**** Material to process ****

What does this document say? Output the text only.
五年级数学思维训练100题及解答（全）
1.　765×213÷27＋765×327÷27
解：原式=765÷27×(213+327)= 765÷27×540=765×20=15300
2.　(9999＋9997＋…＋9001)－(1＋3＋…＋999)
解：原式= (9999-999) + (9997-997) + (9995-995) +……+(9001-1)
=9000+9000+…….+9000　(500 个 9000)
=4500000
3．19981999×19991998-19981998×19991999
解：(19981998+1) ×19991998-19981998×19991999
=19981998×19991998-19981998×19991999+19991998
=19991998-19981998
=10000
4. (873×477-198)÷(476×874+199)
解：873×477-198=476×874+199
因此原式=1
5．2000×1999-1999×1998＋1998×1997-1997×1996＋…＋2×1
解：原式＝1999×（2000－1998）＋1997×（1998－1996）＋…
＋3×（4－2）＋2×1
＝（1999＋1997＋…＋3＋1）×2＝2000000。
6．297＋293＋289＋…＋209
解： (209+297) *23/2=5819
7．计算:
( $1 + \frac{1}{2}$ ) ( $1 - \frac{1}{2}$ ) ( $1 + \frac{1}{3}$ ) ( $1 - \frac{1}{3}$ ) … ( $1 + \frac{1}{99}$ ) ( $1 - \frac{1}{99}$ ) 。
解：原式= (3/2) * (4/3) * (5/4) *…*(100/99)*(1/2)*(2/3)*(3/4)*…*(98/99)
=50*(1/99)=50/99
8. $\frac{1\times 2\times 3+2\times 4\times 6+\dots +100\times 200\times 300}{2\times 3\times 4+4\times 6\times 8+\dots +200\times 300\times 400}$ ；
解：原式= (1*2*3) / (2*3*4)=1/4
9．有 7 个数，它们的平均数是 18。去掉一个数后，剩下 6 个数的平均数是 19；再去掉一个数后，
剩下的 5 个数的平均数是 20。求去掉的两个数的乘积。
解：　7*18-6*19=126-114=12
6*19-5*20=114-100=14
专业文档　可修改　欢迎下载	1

****

* What is expected *
What is needed here is an exact reproduction of all the entries.

* Exercise answer *
What does this document say? Output the text only.
五年级数学思维训练100题及解答（全）
1.　765×213÷27＋765×327÷27
解：原式=765÷27×(213+327)= 765÷27×540=765×20=15300
2.　(9999＋9997＋…＋9001)－(1＋3＋…＋999)
解：原式= (9999-999) + (9997-997) + (9995-995) +……+(9001-1)
=9000+9000+…….+9000　(500 个 9000)
=4500000
3．19981999×19991998-19981998×19991999
解：(19981998+1) ×19991998-19981998×19991999
=19981998×19991998-19981998×19991999+19991998
=19991998-19981998
=10000
4. (873×477-198)÷(476×874+199)
解：873×477-198=476×874+199
因此原式=1
5．2000×1999-1999×1998＋1998×1997-1997×1996＋…＋2×1
解：原式＝1999×（2000－1998）＋1997×（1998－1996）＋…
＋3×（4－2）＋2×1
＝（1999＋1997＋…＋3＋1）×2＝2000000。
6．297＋293＋289＋…＋209
解： (209+297) *23/2=5819
7．计算:
( $1 + \frac{1}{2}$ ) ( $1 - \frac{1}{2}$ ) ( $1 + \frac{1}{3}$ ) ( $1 - \frac{1}{3}$ ) … ( $1 + \frac{1}{99}$ ) ( $1 - \frac{1}{99}$ ) 。
解：原式= (3/2) * (4/3) * (5/4) *…*(100/99)*(1/2)*(2/3)*(3/4)*…*(98/99)
=50*(1/99)=50/99
8. $\frac{1\times 2\times 3+2\times 4\times 6+\dots +100\times 200\times 300}{2\times 3\times 4+4\times 6\times 8+\dots +200\times 300\times 400}$ ；
解：原式= (1*2*3) / (2*3*4)=1/4
9．有 7 个数，它们的平均数是 18。去掉一个数后，剩下 6 个数的平均数是 19；再去掉一个数后，
剩下的 5 个数的平均数是 20。求去掉的两个数的乘积。
解：　7*18-6*19=126-114=12
6*19-5*20=114-100=14
专业文档　可修改　欢迎下载	1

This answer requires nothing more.